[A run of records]
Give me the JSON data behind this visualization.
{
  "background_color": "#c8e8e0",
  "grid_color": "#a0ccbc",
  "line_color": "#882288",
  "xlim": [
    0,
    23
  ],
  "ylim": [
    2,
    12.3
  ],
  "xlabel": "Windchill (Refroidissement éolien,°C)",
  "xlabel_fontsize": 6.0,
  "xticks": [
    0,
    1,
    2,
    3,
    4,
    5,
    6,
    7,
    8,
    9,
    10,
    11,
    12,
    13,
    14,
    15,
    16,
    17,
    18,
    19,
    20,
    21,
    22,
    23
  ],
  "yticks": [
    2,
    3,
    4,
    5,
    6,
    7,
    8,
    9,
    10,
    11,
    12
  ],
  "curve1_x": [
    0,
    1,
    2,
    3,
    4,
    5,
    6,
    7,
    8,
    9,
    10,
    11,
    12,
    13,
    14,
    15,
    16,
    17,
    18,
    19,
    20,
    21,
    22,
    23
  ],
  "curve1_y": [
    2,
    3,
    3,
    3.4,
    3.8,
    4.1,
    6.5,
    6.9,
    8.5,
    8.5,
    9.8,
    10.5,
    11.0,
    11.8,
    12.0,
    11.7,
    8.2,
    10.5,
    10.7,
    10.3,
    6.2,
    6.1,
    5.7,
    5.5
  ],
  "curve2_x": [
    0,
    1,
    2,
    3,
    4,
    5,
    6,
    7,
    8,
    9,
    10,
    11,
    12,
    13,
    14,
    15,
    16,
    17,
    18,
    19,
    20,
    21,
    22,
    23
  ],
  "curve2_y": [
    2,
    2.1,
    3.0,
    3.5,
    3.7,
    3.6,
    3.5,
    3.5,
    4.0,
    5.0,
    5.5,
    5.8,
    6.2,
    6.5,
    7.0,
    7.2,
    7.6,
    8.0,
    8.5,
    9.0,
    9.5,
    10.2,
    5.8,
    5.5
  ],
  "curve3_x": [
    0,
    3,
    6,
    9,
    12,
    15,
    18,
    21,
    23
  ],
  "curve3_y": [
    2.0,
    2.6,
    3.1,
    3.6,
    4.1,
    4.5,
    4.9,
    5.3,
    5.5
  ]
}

● **Problem**: Can you give every line above again, exactly as written?

● **Worked answer**:
Give me the JSON data behind this visualization.
{
  "background_color": "#c8e8e0",
  "grid_color": "#a0ccbc",
  "line_color": "#882288",
  "xlim": [
    0,
    23
  ],
  "ylim": [
    2,
    12.3
  ],
  "xlabel": "Windchill (Refroidissement éolien,°C)",
  "xlabel_fontsize": 6.0,
  "xticks": [
    0,
    1,
    2,
    3,
    4,
    5,
    6,
    7,
    8,
    9,
    10,
    11,
    12,
    13,
    14,
    15,
    16,
    17,
    18,
    19,
    20,
    21,
    22,
    23
  ],
  "yticks": [
    2,
    3,
    4,
    5,
    6,
    7,
    8,
    9,
    10,
    11,
    12
  ],
  "curve1_x": [
    0,
    1,
    2,
    3,
    4,
    5,
    6,
    7,
    8,
    9,
    10,
    11,
    12,
    13,
    14,
    15,
    16,
    17,
    18,
    19,
    20,
    21,
    22,
    23
  ],
  "curve1_y": [
    2,
    3,
    3,
    3.4,
    3.8,
    4.1,
    6.5,
    6.9,
    8.5,
    8.5,
    9.8,
    10.5,
    11.0,
    11.8,
    12.0,
    11.7,
    8.2,
    10.5,
    10.7,
    10.3,
    6.2,
    6.1,
    5.7,
    5.5
  ],
  "curve2_x": [
    0,
    1,
    2,
    3,
    4,
    5,
    6,
    7,
    8,
    9,
    10,
    11,
    12,
    13,
    14,
    15,
    16,
    17,
    18,
    19,
    20,
    21,
    22,
    23
  ],
  "curve2_y": [
    2,
    2.1,
    3.0,
    3.5,
    3.7,
    3.6,
    3.5,
    3.5,
    4.0,
    5.0,
    5.5,
    5.8,
    6.2,
    6.5,
    7.0,
    7.2,
    7.6,
    8.0,
    8.5,
    9.0,
    9.5,
    10.2,
    5.8,
    5.5
  ],
  "curve3_x": [
    0,
    3,
    6,
    9,
    12,
    15,
    18,
    21,
    23
  ],
  "curve3_y": [
    2.0,
    2.6,
    3.1,
    3.6,
    4.1,
    4.5,
    4.9,
    5.3,
    5.5
  ]
}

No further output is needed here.